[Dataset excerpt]
★ ★ ★ ★ ★

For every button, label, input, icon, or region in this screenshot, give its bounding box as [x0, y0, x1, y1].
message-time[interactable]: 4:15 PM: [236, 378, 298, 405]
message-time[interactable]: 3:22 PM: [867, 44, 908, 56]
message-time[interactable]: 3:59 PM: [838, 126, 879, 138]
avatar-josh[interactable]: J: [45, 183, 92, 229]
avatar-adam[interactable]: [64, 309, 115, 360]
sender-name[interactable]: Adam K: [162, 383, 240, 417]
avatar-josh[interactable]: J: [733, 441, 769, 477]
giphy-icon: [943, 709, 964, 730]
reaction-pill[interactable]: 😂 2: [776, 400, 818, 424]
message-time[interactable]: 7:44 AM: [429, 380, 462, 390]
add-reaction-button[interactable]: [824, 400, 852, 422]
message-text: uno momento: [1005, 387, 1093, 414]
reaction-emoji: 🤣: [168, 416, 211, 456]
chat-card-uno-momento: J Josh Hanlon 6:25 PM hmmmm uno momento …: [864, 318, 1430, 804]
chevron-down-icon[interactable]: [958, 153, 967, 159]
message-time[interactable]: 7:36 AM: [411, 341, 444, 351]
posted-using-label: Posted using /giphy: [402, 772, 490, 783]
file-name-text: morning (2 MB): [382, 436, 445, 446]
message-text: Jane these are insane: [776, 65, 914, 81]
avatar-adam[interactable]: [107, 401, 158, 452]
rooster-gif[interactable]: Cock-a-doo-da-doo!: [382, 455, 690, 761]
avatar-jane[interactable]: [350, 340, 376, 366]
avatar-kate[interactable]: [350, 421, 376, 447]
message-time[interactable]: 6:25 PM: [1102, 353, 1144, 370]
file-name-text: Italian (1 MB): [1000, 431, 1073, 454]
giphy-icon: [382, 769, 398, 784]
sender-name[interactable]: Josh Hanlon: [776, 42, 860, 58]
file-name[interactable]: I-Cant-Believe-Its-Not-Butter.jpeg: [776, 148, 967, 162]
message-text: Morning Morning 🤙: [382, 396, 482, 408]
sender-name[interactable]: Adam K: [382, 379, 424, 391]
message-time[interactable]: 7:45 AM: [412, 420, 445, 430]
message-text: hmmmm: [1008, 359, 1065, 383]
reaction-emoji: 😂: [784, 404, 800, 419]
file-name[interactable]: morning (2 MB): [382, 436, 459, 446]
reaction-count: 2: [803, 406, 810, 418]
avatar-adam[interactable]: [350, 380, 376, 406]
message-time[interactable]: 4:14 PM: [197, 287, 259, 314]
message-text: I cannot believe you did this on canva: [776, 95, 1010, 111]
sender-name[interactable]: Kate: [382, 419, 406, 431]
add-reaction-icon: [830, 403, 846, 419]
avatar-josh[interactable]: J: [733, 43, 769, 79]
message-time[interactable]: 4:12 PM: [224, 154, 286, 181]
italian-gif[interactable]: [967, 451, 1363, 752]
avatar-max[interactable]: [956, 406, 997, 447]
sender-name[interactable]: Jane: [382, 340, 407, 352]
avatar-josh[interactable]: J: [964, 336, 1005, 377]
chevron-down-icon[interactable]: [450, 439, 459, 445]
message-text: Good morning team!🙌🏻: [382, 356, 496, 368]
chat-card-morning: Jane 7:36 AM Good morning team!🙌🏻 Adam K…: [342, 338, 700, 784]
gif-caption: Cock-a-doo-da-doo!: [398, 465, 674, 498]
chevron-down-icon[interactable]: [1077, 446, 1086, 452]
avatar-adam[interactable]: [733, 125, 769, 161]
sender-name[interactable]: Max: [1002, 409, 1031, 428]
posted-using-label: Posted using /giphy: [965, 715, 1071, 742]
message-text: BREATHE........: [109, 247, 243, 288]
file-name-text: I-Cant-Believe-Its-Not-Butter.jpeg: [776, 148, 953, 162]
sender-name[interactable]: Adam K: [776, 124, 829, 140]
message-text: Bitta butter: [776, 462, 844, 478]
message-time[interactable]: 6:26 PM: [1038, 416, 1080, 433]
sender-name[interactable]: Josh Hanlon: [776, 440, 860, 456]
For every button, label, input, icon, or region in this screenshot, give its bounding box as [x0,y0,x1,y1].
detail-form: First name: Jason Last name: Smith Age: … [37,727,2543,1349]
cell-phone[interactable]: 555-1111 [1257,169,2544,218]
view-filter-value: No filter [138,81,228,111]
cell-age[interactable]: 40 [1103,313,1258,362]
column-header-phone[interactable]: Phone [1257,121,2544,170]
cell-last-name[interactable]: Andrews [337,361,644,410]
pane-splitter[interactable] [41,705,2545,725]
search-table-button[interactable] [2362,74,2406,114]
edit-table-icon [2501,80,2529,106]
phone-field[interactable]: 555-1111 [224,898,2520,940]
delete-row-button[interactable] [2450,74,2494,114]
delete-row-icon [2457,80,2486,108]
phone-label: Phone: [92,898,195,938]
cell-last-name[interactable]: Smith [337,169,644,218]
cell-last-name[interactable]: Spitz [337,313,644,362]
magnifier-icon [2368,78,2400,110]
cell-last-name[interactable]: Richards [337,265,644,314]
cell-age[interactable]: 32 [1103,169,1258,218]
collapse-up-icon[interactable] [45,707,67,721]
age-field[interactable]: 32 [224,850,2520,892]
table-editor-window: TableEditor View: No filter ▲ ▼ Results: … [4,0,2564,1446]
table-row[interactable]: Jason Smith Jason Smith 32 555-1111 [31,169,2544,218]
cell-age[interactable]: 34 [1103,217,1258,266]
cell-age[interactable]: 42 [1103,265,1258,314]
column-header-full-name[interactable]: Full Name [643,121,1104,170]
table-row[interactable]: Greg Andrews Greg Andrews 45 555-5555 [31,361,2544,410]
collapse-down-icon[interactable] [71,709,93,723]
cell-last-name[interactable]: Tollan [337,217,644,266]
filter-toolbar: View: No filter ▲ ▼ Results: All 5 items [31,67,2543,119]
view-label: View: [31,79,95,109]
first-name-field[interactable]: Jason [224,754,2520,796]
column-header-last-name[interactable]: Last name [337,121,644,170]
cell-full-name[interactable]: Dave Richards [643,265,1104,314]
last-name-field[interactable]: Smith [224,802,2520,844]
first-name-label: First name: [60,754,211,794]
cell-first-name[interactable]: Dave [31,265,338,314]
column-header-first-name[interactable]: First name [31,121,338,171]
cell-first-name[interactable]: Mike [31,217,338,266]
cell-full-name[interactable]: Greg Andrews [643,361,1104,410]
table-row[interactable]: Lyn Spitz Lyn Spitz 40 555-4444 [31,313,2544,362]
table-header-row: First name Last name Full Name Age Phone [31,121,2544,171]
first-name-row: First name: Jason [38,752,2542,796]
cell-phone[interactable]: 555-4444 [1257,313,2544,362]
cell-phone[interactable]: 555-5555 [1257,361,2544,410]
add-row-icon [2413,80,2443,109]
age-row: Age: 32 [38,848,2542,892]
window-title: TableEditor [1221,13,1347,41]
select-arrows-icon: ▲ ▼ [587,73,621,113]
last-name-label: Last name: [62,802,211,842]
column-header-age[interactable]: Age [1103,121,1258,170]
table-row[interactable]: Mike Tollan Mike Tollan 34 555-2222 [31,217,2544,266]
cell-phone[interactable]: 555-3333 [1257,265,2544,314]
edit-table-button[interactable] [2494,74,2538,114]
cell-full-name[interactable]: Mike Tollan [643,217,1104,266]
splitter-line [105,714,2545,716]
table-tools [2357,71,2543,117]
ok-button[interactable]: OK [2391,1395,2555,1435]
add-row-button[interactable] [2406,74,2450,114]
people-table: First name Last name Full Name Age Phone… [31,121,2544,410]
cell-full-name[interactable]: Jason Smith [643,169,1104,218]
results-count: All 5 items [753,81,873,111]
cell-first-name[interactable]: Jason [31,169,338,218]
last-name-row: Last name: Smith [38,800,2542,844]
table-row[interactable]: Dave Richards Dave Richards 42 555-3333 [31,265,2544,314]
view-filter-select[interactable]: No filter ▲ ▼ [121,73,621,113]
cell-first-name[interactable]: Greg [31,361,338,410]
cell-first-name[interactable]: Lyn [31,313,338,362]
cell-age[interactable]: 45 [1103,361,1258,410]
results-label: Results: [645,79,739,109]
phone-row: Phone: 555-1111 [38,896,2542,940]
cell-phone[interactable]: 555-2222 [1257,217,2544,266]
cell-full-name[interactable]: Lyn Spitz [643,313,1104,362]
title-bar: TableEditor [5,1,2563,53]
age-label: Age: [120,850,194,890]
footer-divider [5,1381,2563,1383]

★ ★ ★ ★ ★

### STATED EXERCISE:
Locate every line in the records above containing the string "chevron", treating uppercase and lowercase as different, and copy each of those lines out.

### THE COMPLETED TASK:
chevron-down-icon[interactable]: [958, 153, 967, 159]
chevron-down-icon[interactable]: [450, 439, 459, 445]
chevron-down-icon[interactable]: [1077, 446, 1086, 452]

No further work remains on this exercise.